#### Set task:
Exclude the pictures and return every line exactly as written.

[Data tied to figure images]
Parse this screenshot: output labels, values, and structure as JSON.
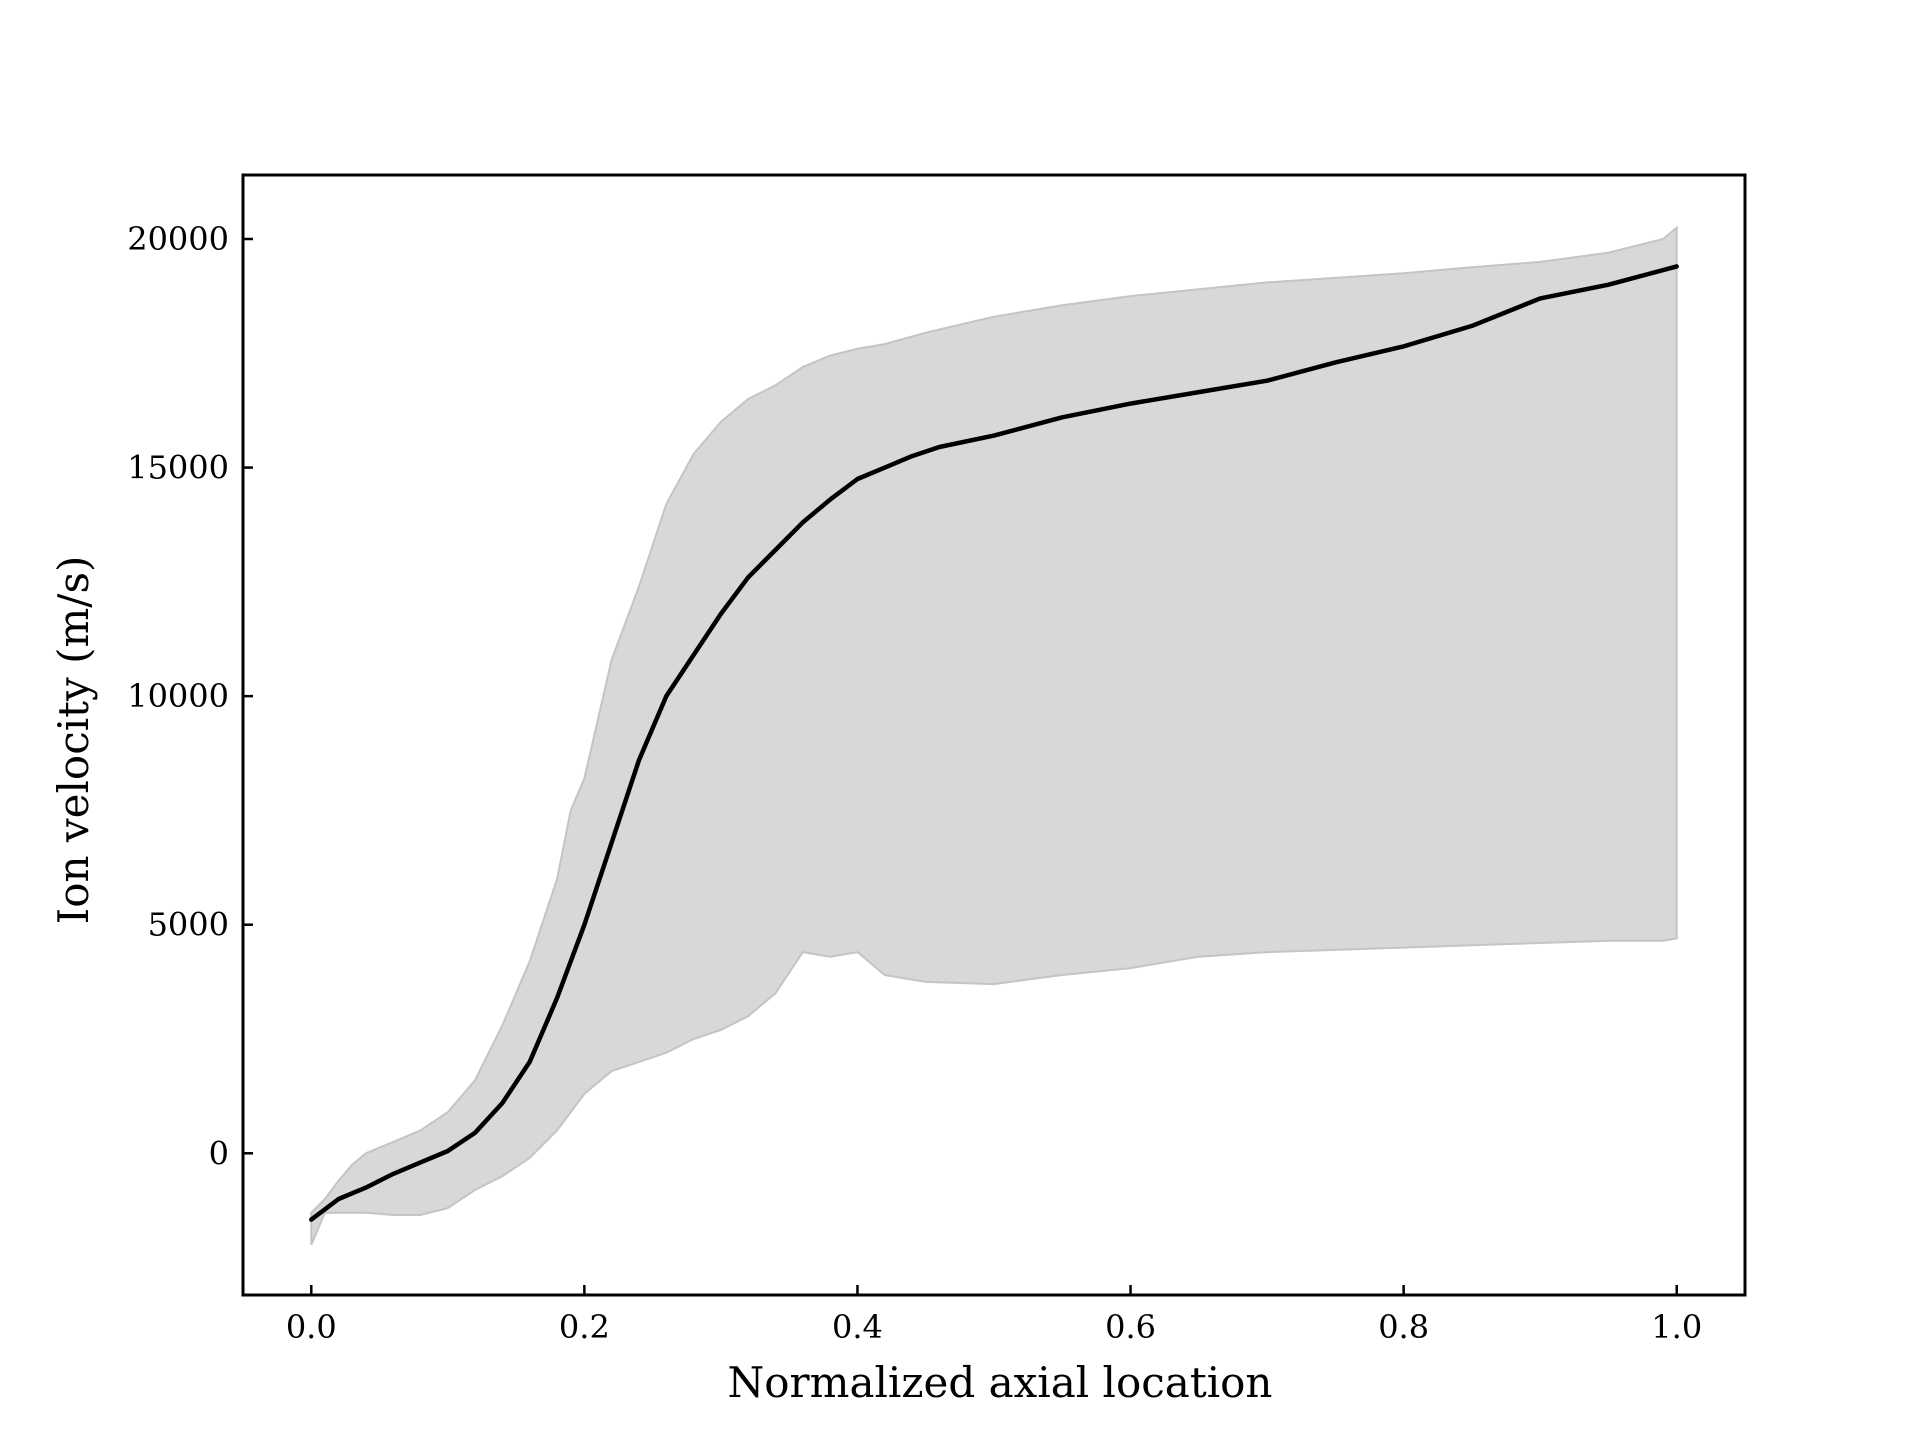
{
  "chart_data": {
    "type": "area",
    "title": "",
    "xlabel": "Normalized axial location",
    "ylabel": "Ion velocity (m/s)",
    "xlim": [
      -0.05,
      1.05
    ],
    "ylim": [
      -3100,
      21400
    ],
    "x_ticks": [
      0.0,
      0.2,
      0.4,
      0.6,
      0.8,
      1.0
    ],
    "x_tick_labels": [
      "0.0",
      "0.2",
      "0.4",
      "0.6",
      "0.8",
      "1.0"
    ],
    "y_ticks": [
      0,
      5000,
      10000,
      15000,
      20000
    ],
    "y_tick_labels": [
      "0",
      "5000",
      "10000",
      "15000",
      "20000"
    ],
    "grid": false,
    "legend": "none",
    "colors": {
      "line": "#000000",
      "band_fill": "#d8d8d8",
      "band_edge": "#c4c4c4",
      "axes": "#000000"
    },
    "series": [
      {
        "kind": "line",
        "x": [
          0.0,
          0.02,
          0.04,
          0.06,
          0.08,
          0.1,
          0.12,
          0.14,
          0.16,
          0.18,
          0.2,
          0.22,
          0.24,
          0.26,
          0.28,
          0.3,
          0.32,
          0.34,
          0.36,
          0.38,
          0.4,
          0.42,
          0.44,
          0.46,
          0.5,
          0.55,
          0.6,
          0.65,
          0.7,
          0.75,
          0.8,
          0.85,
          0.9,
          0.95,
          1.0
        ],
        "y": [
          -1450,
          -1000,
          -750,
          -450,
          -200,
          50,
          450,
          1100,
          2000,
          3400,
          5000,
          6800,
          8600,
          10000,
          10900,
          11800,
          12600,
          13200,
          13800,
          14300,
          14750,
          15000,
          15250,
          15450,
          15700,
          16100,
          16400,
          16650,
          16900,
          17300,
          17650,
          18100,
          18700,
          19000,
          19400
        ]
      },
      {
        "kind": "band",
        "x": [
          0.0,
          0.01,
          0.02,
          0.03,
          0.04,
          0.06,
          0.08,
          0.1,
          0.12,
          0.14,
          0.16,
          0.18,
          0.19,
          0.2,
          0.22,
          0.24,
          0.26,
          0.28,
          0.3,
          0.32,
          0.34,
          0.36,
          0.38,
          0.4,
          0.42,
          0.45,
          0.5,
          0.55,
          0.6,
          0.65,
          0.7,
          0.75,
          0.8,
          0.85,
          0.9,
          0.95,
          0.99,
          1.0
        ],
        "upper": [
          -1300,
          -1000,
          -600,
          -250,
          0,
          250,
          500,
          900,
          1600,
          2800,
          4200,
          6000,
          7500,
          8200,
          10800,
          12400,
          14200,
          15300,
          16000,
          16500,
          16800,
          17200,
          17450,
          17600,
          17700,
          17950,
          18300,
          18550,
          18750,
          18900,
          19050,
          19150,
          19250,
          19380,
          19500,
          19700,
          20000,
          20250
        ],
        "lower": [
          -2000,
          -1300,
          -1300,
          -1300,
          -1300,
          -1350,
          -1350,
          -1200,
          -800,
          -500,
          -100,
          500,
          900,
          1300,
          1800,
          2000,
          2200,
          2500,
          2700,
          3000,
          3500,
          4400,
          4300,
          4400,
          3900,
          3750,
          3700,
          3900,
          4050,
          4300,
          4400,
          4450,
          4500,
          4550,
          4600,
          4650,
          4650,
          4700
        ]
      }
    ]
  }
}
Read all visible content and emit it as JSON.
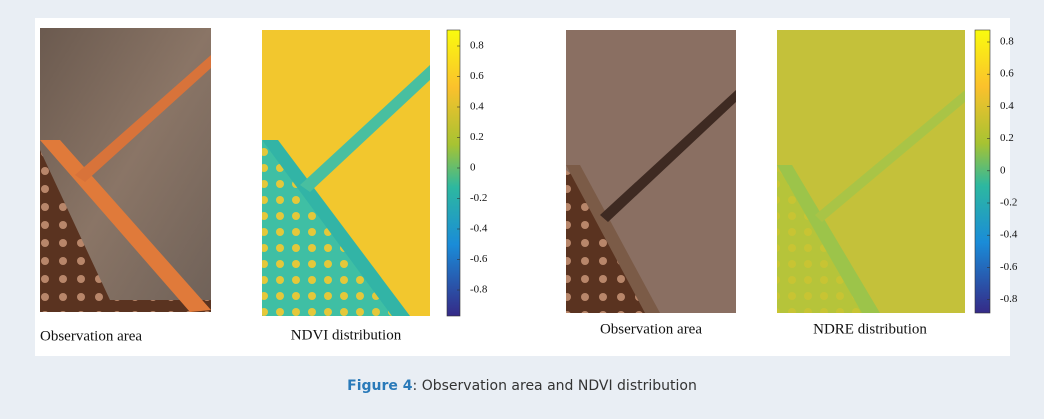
{
  "panels": [
    {
      "caption": "Observation area"
    },
    {
      "caption": "NDVI distribution",
      "colorbar_ticks": [
        0.8,
        0.6,
        0.4,
        0.2,
        0,
        -0.2,
        -0.4,
        -0.6,
        -0.8
      ]
    },
    {
      "caption": "Observation area"
    },
    {
      "caption": "NDRE distribution",
      "colorbar_ticks": [
        0.8,
        0.6,
        0.4,
        0.2,
        0,
        -0.2,
        -0.4,
        -0.6,
        -0.8
      ]
    }
  ],
  "figure_caption": {
    "label": "Figure 4",
    "text": ": Observation area and NDVI distribution"
  }
}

#### Written answer:
Parse this screenshot: output labels, values, and structure as JSON.
{
  "chart_data": {
    "type": "area",
    "title": "",
    "xlabel": "Normalized axial location",
    "ylabel": "Ion velocity (m/s)",
    "xlim": [
      -0.05,
      1.05
    ],
    "ylim": [
      -3100,
      21400
    ],
    "x_ticks": [
      0.0,
      0.2,
      0.4,
      0.6,
      0.8,
      1.0
    ],
    "x_tick_labels": [
      "0.0",
      "0.2",
      "0.4",
      "0.6",
      "0.8",
      "1.0"
    ],
    "y_ticks": [
      0,
      5000,
      10000,
      15000,
      20000
    ],
    "y_tick_labels": [
      "0",
      "5000",
      "10000",
      "15000",
      "20000"
    ],
    "grid": false,
    "legend": "none",
    "colors": {
      "line": "#000000",
      "band_fill": "#d8d8d8",
      "band_edge": "#c4c4c4",
      "axes": "#000000"
    },
    "series": [
      {
        "kind": "line",
        "x": [
          0.0,
          0.02,
          0.04,
          0.06,
          0.08,
          0.1,
          0.12,
          0.14,
          0.16,
          0.18,
          0.2,
          0.22,
          0.24,
          0.26,
          0.28,
          0.3,
          0.32,
          0.34,
          0.36,
          0.38,
          0.4,
          0.42,
          0.44,
          0.46,
          0.5,
          0.55,
          0.6,
          0.65,
          0.7,
          0.75,
          0.8,
          0.85,
          0.9,
          0.95,
          1.0
        ],
        "y": [
          -1450,
          -1000,
          -750,
          -450,
          -200,
          50,
          450,
          1100,
          2000,
          3400,
          5000,
          6800,
          8600,
          10000,
          10900,
          11800,
          12600,
          13200,
          13800,
          14300,
          14750,
          15000,
          15250,
          15450,
          15700,
          16100,
          16400,
          16650,
          16900,
          17300,
          17650,
          18100,
          18700,
          19000,
          19400
        ]
      },
      {
        "kind": "band",
        "x": [
          0.0,
          0.01,
          0.02,
          0.03,
          0.04,
          0.06,
          0.08,
          0.1,
          0.12,
          0.14,
          0.16,
          0.18,
          0.19,
          0.2,
          0.22,
          0.24,
          0.26,
          0.28,
          0.3,
          0.32,
          0.34,
          0.36,
          0.38,
          0.4,
          0.42,
          0.45,
          0.5,
          0.55,
          0.6,
          0.65,
          0.7,
          0.75,
          0.8,
          0.85,
          0.9,
          0.95,
          0.99,
          1.0
        ],
        "upper": [
          -1300,
          -1000,
          -600,
          -250,
          0,
          250,
          500,
          900,
          1600,
          2800,
          4200,
          6000,
          7500,
          8200,
          10800,
          12400,
          14200,
          15300,
          16000,
          16500,
          16800,
          17200,
          17450,
          17600,
          17700,
          17950,
          18300,
          18550,
          18750,
          18900,
          19050,
          19150,
          19250,
          19380,
          19500,
          19700,
          20000,
          20250
        ],
        "lower": [
          -2000,
          -1300,
          -1300,
          -1300,
          -1300,
          -1350,
          -1350,
          -1200,
          -800,
          -500,
          -100,
          500,
          900,
          1300,
          1800,
          2000,
          2200,
          2500,
          2700,
          3000,
          3500,
          4400,
          4300,
          4400,
          3900,
          3750,
          3700,
          3900,
          4050,
          4300,
          4400,
          4450,
          4500,
          4550,
          4600,
          4650,
          4650,
          4700
        ]
      }
    ]
  }
}
Read all visible content and emit it as JSON.
{
  "panels": [
    {
      "caption": "Observation area"
    },
    {
      "caption": "NDVI distribution",
      "colorbar_ticks": [
        0.8,
        0.6,
        0.4,
        0.2,
        0,
        -0.2,
        -0.4,
        -0.6,
        -0.8
      ]
    },
    {
      "caption": "Observation area"
    },
    {
      "caption": "NDRE distribution",
      "colorbar_ticks": [
        0.8,
        0.6,
        0.4,
        0.2,
        0,
        -0.2,
        -0.4,
        -0.6,
        -0.8
      ]
    }
  ],
  "figure_caption": {
    "label": "Figure 4",
    "text": ": Observation area and NDVI distribution"
  }
}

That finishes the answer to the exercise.